GIVEN INSTRUCTION:
Give everything from the line containing "Annotate this image: element" down to the line containing "7, 1168, 25]" in the records below, both included, as a JSON list of strings with one string per line. Skip blank lines and leave the pictures out.

RECORDS SHOWN:
-- START --

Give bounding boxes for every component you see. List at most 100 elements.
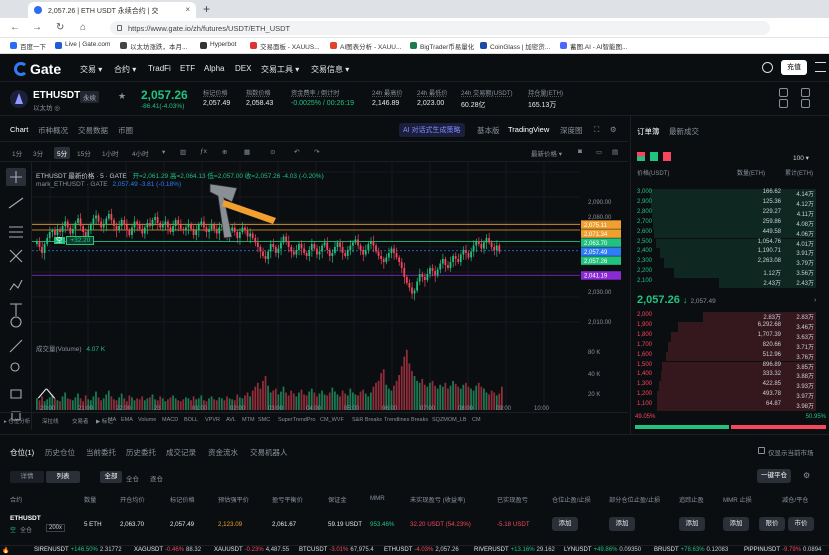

-- END --
-- START --

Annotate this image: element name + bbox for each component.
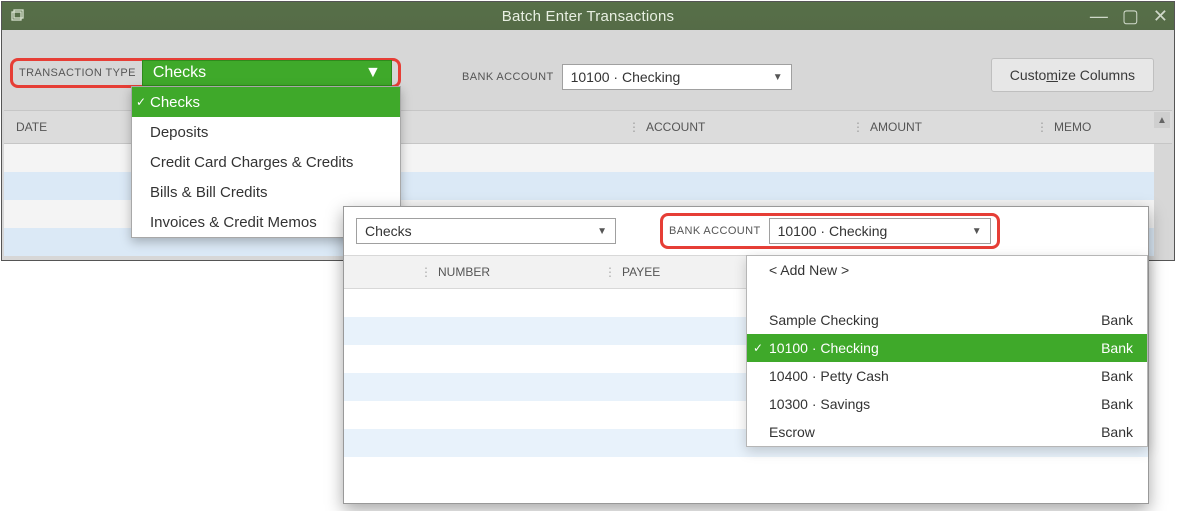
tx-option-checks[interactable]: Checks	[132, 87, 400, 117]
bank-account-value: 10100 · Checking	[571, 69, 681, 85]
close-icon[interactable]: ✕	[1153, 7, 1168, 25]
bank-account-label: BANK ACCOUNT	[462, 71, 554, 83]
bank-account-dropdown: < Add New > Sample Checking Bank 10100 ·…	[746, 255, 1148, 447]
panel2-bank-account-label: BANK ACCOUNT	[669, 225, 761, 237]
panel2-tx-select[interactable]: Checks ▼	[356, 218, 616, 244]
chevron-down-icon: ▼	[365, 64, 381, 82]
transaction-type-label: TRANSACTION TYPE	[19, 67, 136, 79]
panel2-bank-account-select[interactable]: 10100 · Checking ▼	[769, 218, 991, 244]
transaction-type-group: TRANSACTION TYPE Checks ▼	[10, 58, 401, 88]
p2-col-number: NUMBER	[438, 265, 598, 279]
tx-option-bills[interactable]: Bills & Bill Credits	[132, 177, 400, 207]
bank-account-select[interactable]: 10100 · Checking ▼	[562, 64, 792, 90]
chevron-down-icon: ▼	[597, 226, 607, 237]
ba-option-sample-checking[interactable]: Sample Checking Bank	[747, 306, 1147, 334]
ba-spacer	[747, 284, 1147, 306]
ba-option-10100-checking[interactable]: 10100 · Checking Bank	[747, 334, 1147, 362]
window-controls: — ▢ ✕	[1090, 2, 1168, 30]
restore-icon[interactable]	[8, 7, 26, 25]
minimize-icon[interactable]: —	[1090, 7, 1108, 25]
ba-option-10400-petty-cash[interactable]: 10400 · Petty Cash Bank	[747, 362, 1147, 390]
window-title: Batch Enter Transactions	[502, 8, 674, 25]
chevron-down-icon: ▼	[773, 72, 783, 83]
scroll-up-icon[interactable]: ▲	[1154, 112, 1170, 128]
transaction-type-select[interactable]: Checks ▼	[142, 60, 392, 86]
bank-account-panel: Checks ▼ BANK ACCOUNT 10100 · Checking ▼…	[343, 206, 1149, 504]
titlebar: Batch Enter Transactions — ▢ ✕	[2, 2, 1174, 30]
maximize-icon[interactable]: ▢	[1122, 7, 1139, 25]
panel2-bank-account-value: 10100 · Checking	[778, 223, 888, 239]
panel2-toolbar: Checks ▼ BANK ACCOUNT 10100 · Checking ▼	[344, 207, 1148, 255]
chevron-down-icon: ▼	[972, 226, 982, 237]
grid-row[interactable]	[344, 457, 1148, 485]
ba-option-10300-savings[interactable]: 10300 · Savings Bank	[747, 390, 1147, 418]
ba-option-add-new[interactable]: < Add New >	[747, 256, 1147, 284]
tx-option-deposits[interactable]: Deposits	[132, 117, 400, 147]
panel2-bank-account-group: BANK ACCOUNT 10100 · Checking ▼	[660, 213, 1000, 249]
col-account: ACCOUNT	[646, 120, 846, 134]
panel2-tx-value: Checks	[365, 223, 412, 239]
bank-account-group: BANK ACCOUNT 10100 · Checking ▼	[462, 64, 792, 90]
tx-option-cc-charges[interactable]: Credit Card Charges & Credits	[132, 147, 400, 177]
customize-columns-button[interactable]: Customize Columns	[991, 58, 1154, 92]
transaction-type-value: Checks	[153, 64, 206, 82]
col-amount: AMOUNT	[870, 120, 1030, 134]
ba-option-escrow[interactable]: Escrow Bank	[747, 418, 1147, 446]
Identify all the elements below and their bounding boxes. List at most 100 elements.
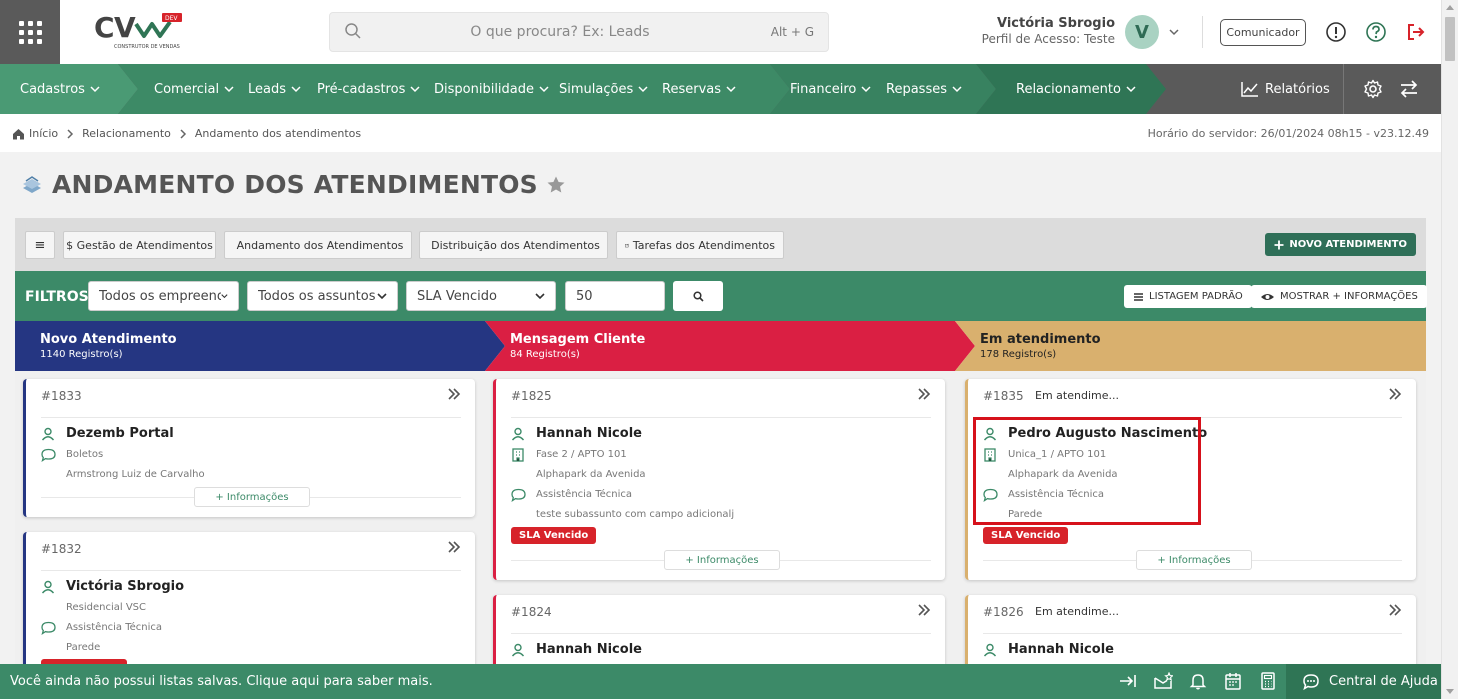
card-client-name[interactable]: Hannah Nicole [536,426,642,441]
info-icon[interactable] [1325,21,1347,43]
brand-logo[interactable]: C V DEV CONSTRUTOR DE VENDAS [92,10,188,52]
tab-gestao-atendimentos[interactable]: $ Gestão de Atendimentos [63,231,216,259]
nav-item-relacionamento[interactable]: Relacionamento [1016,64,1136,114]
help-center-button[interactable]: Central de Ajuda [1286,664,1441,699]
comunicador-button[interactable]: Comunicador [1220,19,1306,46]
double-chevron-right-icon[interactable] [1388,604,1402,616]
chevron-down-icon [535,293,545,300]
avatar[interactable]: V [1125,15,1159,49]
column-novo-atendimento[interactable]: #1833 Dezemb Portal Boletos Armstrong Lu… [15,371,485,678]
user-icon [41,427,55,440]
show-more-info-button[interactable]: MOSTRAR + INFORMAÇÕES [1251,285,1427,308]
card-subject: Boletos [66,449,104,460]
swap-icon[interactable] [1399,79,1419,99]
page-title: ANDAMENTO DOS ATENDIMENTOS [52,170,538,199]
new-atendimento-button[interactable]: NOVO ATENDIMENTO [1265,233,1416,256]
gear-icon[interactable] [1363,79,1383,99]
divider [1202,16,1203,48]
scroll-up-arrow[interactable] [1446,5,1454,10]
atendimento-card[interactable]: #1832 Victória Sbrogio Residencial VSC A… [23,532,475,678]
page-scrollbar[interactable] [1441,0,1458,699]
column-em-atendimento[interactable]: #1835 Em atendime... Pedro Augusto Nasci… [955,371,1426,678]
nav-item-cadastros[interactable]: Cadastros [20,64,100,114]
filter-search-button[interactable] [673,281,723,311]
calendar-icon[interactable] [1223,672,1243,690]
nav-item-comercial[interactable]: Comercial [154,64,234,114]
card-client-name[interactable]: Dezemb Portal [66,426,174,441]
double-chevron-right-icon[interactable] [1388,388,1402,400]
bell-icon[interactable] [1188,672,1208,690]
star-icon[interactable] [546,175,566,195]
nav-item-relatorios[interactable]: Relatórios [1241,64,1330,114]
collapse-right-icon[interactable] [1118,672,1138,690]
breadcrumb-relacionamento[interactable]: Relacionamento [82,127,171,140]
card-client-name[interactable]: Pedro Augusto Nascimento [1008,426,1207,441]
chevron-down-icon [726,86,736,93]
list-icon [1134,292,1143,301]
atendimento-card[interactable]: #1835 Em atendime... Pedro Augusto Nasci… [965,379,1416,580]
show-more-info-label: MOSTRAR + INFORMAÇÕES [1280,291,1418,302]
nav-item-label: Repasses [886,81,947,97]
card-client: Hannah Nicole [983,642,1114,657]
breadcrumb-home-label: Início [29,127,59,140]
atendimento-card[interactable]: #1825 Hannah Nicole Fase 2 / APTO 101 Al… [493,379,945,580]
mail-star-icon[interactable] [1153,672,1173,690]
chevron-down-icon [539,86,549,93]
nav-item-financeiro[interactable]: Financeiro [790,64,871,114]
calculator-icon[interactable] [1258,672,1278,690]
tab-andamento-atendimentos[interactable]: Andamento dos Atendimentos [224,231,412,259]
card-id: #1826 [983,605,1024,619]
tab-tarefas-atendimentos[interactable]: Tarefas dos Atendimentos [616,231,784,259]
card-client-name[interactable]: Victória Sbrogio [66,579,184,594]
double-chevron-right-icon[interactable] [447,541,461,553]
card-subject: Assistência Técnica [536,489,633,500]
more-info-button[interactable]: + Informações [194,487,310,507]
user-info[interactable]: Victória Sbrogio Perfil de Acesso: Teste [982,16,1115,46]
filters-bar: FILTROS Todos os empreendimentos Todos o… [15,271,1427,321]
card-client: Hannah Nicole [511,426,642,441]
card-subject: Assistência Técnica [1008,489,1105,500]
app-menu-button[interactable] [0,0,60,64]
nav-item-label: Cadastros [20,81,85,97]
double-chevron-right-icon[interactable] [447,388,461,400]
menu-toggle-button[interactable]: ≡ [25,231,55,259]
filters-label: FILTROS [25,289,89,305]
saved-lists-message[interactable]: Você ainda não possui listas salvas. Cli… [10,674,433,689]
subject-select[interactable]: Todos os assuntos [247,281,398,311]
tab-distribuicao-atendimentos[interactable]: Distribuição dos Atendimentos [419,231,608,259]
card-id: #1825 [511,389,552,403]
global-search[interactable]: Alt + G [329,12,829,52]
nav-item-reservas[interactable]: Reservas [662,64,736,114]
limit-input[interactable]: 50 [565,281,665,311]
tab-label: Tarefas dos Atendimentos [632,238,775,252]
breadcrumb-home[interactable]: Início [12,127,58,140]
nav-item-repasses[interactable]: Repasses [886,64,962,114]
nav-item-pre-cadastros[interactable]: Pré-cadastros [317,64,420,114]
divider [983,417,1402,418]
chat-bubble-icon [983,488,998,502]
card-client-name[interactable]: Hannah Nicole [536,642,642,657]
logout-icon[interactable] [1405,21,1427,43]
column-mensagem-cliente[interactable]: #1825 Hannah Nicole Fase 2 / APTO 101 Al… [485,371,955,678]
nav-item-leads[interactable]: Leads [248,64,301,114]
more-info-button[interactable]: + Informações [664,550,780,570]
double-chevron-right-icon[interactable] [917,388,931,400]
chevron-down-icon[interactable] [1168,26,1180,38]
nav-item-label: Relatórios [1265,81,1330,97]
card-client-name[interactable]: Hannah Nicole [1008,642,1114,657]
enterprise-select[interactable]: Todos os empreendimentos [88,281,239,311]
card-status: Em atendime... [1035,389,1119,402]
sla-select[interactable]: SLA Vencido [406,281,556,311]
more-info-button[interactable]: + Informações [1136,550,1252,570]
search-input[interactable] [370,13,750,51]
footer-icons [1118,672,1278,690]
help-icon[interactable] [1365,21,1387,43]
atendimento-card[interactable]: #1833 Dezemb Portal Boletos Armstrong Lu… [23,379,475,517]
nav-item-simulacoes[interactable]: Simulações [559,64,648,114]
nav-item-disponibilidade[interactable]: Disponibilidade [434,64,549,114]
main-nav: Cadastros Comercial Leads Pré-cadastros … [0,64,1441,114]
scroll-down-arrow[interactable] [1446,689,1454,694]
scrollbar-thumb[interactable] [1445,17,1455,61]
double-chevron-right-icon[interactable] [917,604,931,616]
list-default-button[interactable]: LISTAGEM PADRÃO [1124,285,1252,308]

-- END --

SOLUTION BELOW:
[
  "Annotate this image: element name + bbox for each component.",
  "tx-option-checks[interactable]: Checks\t[132, 87, 400, 117]",
  "bank-account-value: 10100 · Checking\t[571, 69, 681, 85]",
  "close-icon[interactable]: ✕\t[1153, 7, 1168, 25]"
]